[START OF Material for the task]

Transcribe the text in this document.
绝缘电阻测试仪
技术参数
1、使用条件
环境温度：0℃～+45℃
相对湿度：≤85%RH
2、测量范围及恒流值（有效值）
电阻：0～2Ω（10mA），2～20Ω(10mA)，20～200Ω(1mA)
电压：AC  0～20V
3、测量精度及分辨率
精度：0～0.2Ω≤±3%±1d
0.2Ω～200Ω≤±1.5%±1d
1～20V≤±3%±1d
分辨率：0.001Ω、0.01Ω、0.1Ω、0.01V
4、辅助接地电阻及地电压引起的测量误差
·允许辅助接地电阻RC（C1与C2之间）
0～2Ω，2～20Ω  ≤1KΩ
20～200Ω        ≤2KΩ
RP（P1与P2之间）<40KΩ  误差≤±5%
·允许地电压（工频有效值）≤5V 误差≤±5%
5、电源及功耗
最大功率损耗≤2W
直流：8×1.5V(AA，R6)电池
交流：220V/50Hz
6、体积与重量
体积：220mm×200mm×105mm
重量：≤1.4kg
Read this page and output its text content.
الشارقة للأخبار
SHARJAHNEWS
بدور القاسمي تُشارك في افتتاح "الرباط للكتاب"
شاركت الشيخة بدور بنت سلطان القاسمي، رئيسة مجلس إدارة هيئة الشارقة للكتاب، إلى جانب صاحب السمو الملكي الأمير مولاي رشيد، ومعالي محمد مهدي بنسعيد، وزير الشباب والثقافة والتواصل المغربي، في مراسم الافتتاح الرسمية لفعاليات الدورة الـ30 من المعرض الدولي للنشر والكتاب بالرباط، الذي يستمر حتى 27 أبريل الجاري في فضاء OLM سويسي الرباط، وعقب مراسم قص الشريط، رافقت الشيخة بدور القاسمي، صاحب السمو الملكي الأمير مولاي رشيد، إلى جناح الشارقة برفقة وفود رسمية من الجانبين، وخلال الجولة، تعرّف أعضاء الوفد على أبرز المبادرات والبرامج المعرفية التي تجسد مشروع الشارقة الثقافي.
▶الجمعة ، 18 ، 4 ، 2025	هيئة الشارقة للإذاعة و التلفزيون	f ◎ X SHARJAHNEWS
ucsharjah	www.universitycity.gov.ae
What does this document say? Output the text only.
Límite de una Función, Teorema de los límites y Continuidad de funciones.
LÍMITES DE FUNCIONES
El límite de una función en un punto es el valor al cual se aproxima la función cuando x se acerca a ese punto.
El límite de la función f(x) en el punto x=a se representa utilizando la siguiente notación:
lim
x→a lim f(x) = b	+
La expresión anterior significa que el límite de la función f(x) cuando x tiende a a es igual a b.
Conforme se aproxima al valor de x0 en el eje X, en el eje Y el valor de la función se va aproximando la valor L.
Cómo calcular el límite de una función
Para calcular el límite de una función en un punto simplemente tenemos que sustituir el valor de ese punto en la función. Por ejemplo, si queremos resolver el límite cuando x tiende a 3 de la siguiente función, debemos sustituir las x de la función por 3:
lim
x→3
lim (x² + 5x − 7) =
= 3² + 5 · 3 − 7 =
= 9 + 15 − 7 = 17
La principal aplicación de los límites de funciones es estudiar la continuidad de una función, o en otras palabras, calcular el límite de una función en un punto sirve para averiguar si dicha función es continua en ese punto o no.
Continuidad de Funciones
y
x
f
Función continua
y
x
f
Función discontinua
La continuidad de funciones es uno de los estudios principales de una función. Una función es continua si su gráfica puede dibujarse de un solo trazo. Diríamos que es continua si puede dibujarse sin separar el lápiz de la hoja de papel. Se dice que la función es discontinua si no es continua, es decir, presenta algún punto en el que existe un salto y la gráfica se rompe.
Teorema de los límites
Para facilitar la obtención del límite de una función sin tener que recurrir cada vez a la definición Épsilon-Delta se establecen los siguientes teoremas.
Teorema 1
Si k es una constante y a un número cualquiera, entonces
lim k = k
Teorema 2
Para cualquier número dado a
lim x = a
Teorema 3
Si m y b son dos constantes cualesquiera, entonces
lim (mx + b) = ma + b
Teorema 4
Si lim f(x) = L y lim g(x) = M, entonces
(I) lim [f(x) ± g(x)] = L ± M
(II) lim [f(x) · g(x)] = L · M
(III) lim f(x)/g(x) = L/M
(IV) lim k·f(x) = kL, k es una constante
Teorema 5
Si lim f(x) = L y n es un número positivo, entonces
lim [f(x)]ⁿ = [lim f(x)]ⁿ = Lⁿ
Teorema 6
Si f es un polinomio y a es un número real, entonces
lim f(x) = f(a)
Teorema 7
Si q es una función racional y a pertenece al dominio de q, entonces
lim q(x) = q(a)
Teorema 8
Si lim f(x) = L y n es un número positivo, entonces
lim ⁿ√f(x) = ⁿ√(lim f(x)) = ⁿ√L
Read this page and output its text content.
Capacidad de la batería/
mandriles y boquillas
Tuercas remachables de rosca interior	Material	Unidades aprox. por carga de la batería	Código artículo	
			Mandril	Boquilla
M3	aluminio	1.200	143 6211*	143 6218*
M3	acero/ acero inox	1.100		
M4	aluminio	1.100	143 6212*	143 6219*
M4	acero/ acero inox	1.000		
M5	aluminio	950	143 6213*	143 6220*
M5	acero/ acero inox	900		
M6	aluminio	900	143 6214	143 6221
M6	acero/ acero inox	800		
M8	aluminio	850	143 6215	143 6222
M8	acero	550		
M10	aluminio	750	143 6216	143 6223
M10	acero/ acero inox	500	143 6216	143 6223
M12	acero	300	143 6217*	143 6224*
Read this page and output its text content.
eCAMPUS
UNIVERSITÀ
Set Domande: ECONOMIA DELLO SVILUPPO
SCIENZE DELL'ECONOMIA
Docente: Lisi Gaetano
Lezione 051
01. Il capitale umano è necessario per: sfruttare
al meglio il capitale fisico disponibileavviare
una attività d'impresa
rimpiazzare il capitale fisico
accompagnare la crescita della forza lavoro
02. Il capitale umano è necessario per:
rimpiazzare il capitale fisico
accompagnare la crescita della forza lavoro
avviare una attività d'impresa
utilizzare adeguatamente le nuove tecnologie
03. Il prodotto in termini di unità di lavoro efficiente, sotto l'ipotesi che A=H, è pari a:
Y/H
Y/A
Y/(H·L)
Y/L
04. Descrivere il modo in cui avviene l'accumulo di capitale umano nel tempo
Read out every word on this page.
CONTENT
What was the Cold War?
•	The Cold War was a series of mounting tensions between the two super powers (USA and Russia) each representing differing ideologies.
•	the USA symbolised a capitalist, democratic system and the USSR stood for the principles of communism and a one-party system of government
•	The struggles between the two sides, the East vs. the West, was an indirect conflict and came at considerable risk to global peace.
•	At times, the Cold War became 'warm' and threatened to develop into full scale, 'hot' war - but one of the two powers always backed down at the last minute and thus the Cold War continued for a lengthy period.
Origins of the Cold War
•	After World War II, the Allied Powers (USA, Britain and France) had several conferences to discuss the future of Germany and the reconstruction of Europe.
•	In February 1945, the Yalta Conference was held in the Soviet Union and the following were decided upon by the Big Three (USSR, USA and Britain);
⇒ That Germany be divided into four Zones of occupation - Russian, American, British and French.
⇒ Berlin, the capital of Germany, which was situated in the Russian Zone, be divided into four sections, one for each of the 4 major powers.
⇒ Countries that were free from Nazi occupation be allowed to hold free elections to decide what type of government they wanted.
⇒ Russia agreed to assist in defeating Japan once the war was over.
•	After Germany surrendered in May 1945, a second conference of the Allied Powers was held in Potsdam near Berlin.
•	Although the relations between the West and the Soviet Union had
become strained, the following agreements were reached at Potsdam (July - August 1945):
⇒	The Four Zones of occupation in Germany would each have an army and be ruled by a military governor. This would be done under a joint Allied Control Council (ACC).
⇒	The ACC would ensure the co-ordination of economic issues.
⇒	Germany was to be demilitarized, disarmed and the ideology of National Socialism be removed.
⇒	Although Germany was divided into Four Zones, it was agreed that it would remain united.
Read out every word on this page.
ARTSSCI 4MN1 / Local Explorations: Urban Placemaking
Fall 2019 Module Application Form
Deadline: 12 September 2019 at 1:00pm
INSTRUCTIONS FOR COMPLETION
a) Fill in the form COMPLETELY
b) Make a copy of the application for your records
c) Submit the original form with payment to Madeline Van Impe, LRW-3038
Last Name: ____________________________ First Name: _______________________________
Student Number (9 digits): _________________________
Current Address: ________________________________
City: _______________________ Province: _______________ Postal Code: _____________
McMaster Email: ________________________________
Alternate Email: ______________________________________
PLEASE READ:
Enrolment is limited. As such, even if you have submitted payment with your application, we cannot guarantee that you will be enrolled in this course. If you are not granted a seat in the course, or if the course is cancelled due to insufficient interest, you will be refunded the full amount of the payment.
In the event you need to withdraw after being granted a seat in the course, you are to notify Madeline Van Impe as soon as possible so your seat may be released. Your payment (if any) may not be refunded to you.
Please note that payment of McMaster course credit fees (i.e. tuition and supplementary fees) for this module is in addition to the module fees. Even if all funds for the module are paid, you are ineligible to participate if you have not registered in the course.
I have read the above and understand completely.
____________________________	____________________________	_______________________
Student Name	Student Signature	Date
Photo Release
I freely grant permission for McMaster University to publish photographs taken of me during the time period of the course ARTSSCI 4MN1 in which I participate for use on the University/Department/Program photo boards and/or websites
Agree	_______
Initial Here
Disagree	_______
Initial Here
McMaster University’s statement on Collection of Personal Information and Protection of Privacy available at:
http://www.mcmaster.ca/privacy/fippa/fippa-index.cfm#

[END OF Material for the task]

» **What is expected**: Pick out each line containing "held" and report it.

» **Completed exercise**:
•	In February 1945, the Yalta Conference was held in the Soviet Union and the following were decided upon by the Big Three (USSR, USA and Britain);
•	After Germany surrendered in May 1945, a second conference of the Allied Powers was held in Potsdam near Berlin.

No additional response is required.